Given task
Return each entry exactly, with none missing.

───── Data listing

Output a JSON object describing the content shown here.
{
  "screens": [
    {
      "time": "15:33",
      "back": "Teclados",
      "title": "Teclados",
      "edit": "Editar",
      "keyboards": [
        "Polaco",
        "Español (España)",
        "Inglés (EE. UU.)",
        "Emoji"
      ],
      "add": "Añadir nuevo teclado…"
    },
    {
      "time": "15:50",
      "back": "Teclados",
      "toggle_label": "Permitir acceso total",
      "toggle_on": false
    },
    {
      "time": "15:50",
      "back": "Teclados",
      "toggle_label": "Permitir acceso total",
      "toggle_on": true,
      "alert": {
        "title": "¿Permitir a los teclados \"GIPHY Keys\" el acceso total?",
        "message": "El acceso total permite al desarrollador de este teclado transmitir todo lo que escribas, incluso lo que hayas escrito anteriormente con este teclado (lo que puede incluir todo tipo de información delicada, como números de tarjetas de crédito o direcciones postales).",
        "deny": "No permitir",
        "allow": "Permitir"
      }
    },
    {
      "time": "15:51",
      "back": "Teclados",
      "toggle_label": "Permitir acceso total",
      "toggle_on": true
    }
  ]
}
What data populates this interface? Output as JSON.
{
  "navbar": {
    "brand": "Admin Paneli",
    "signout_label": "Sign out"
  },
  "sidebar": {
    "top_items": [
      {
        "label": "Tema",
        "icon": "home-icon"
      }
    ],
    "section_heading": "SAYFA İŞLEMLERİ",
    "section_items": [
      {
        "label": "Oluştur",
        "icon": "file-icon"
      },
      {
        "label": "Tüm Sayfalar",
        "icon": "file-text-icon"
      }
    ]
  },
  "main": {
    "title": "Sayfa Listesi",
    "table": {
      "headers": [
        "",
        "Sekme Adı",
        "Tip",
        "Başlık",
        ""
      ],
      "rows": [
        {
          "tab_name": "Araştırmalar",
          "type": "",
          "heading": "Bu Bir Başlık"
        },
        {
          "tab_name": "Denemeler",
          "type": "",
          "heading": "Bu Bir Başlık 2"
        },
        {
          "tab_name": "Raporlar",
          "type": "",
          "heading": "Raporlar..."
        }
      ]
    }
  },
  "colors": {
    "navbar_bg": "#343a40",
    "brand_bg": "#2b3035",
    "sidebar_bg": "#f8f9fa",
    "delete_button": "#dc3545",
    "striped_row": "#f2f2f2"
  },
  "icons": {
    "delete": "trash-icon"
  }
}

──────────

Answer to the task
Output a JSON object describing the content shown here.
{
  "screens": [
    {
      "time": "15:33",
      "back": "Teclados",
      "title": "Teclados",
      "edit": "Editar",
      "keyboards": [
        "Polaco",
        "Español (España)",
        "Inglés (EE. UU.)",
        "Emoji"
      ],
      "add": "Añadir nuevo teclado…"
    },
    {
      "time": "15:50",
      "back": "Teclados",
      "toggle_label": "Permitir acceso total",
      "toggle_on": false
    },
    {
      "time": "15:50",
      "back": "Teclados",
      "toggle_label": "Permitir acceso total",
      "toggle_on": true,
      "alert": {
        "title": "¿Permitir a los teclados \"GIPHY Keys\" el acceso total?",
        "message": "El acceso total permite al desarrollador de este teclado transmitir todo lo que escribas, incluso lo que hayas escrito anteriormente con este teclado (lo que puede incluir todo tipo de información delicada, como números de tarjetas de crédito o direcciones postales).",
        "deny": "No permitir",
        "allow": "Permitir"
      }
    },
    {
      "time": "15:51",
      "back": "Teclados",
      "toggle_label": "Permitir acceso total",
      "toggle_on": true
    }
  ]
}
What data populates this interface? Output as JSON.
{
  "navbar": {
    "brand": "Admin Paneli",
    "signout_label": "Sign out"
  },
  "sidebar": {
    "top_items": [
      {
        "label": "Tema",
        "icon": "home-icon"
      }
    ],
    "section_heading": "SAYFA İŞLEMLERİ",
    "section_items": [
      {
        "label": "Oluştur",
        "icon": "file-icon"
      },
      {
        "label": "Tüm Sayfalar",
        "icon": "file-text-icon"
      }
    ]
  },
  "main": {
    "title": "Sayfa Listesi",
    "table": {
      "headers": [
        "",
        "Sekme Adı",
        "Tip",
        "Başlık",
        ""
      ],
      "rows": [
        {
          "tab_name": "Araştırmalar",
          "type": "",
          "heading": "Bu Bir Başlık"
        },
        {
          "tab_name": "Denemeler",
          "type": "",
          "heading": "Bu Bir Başlık 2"
        },
        {
          "tab_name": "Raporlar",
          "type": "",
          "heading": "Raporlar..."
        }
      ]
    }
  },
  "colors": {
    "navbar_bg": "#343a40",
    "brand_bg": "#2b3035",
    "sidebar_bg": "#f8f9fa",
    "delete_button": "#dc3545",
    "striped_row": "#f2f2f2"
  },
  "icons": {
    "delete": "trash-icon"
  }
}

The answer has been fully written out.